**What is asked:** Transcribe the material in full, exactly as written.

----------------

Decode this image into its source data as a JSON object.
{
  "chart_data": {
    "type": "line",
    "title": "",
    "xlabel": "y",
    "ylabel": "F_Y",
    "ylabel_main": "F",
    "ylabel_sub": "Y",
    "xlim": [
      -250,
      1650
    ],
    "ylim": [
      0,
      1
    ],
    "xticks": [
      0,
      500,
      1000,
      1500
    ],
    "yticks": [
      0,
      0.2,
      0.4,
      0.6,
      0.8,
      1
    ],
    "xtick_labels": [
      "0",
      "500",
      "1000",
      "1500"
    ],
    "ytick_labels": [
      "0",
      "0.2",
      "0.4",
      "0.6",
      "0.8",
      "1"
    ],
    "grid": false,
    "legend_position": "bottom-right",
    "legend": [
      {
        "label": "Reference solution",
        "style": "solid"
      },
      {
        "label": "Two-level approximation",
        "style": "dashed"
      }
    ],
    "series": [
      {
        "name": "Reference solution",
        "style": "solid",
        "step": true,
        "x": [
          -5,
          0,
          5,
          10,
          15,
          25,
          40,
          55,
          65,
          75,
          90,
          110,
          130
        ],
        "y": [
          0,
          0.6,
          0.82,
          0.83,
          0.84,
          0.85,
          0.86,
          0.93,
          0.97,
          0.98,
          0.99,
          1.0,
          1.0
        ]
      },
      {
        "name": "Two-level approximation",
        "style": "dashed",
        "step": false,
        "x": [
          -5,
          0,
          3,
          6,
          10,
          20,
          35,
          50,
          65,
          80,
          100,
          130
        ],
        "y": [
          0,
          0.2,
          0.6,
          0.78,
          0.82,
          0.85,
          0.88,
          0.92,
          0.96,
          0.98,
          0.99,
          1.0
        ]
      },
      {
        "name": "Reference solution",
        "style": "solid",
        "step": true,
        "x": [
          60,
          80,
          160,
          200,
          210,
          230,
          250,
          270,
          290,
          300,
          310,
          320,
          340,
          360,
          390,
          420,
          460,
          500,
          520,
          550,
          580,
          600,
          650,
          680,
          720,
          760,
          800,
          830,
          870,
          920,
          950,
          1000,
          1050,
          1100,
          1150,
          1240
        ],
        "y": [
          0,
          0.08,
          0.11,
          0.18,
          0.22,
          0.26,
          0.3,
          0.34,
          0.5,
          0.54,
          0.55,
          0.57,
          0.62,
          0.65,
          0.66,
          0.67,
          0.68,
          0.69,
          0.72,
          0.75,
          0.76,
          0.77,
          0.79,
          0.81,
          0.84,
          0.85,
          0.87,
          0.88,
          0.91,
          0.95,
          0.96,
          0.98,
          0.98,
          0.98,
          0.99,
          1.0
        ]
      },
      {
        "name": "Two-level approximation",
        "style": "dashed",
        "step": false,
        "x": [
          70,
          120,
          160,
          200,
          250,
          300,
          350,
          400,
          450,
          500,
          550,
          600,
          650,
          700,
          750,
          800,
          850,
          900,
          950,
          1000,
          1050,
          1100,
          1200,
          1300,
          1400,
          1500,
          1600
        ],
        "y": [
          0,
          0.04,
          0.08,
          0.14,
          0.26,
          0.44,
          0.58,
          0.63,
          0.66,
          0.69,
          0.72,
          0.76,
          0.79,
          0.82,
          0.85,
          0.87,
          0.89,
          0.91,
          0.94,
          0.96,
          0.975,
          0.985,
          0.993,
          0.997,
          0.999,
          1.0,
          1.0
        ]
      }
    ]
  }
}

----------------

**Solved problem:**
Decode this image into its source data as a JSON object.
{
  "chart_data": {
    "type": "line",
    "title": "",
    "xlabel": "y",
    "ylabel": "F_Y",
    "ylabel_main": "F",
    "ylabel_sub": "Y",
    "xlim": [
      -250,
      1650
    ],
    "ylim": [
      0,
      1
    ],
    "xticks": [
      0,
      500,
      1000,
      1500
    ],
    "yticks": [
      0,
      0.2,
      0.4,
      0.6,
      0.8,
      1
    ],
    "xtick_labels": [
      "0",
      "500",
      "1000",
      "1500"
    ],
    "ytick_labels": [
      "0",
      "0.2",
      "0.4",
      "0.6",
      "0.8",
      "1"
    ],
    "grid": false,
    "legend_position": "bottom-right",
    "legend": [
      {
        "label": "Reference solution",
        "style": "solid"
      },
      {
        "label": "Two-level approximation",
        "style": "dashed"
      }
    ],
    "series": [
      {
        "name": "Reference solution",
        "style": "solid",
        "step": true,
        "x": [
          -5,
          0,
          5,
          10,
          15,
          25,
          40,
          55,
          65,
          75,
          90,
          110,
          130
        ],
        "y": [
          0,
          0.6,
          0.82,
          0.83,
          0.84,
          0.85,
          0.86,
          0.93,
          0.97,
          0.98,
          0.99,
          1.0,
          1.0
        ]
      },
      {
        "name": "Two-level approximation",
        "style": "dashed",
        "step": false,
        "x": [
          -5,
          0,
          3,
          6,
          10,
          20,
          35,
          50,
          65,
          80,
          100,
          130
        ],
        "y": [
          0,
          0.2,
          0.6,
          0.78,
          0.82,
          0.85,
          0.88,
          0.92,
          0.96,
          0.98,
          0.99,
          1.0
        ]
      },
      {
        "name": "Reference solution",
        "style": "solid",
        "step": true,
        "x": [
          60,
          80,
          160,
          200,
          210,
          230,
          250,
          270,
          290,
          300,
          310,
          320,
          340,
          360,
          390,
          420,
          460,
          500,
          520,
          550,
          580,
          600,
          650,
          680,
          720,
          760,
          800,
          830,
          870,
          920,
          950,
          1000,
          1050,
          1100,
          1150,
          1240
        ],
        "y": [
          0,
          0.08,
          0.11,
          0.18,
          0.22,
          0.26,
          0.3,
          0.34,
          0.5,
          0.54,
          0.55,
          0.57,
          0.62,
          0.65,
          0.66,
          0.67,
          0.68,
          0.69,
          0.72,
          0.75,
          0.76,
          0.77,
          0.79,
          0.81,
          0.84,
          0.85,
          0.87,
          0.88,
          0.91,
          0.95,
          0.96,
          0.98,
          0.98,
          0.98,
          0.99,
          1.0
        ]
      },
      {
        "name": "Two-level approximation",
        "style": "dashed",
        "step": false,
        "x": [
          70,
          120,
          160,
          200,
          250,
          300,
          350,
          400,
          450,
          500,
          550,
          600,
          650,
          700,
          750,
          800,
          850,
          900,
          950,
          1000,
          1050,
          1100,
          1200,
          1300,
          1400,
          1500,
          1600
        ],
        "y": [
          0,
          0.04,
          0.08,
          0.14,
          0.26,
          0.44,
          0.58,
          0.63,
          0.66,
          0.69,
          0.72,
          0.76,
          0.79,
          0.82,
          0.85,
          0.87,
          0.89,
          0.91,
          0.94,
          0.96,
          0.975,
          0.985,
          0.993,
          0.997,
          0.999,
          1.0,
          1.0
        ]
      }
    ]
  }
}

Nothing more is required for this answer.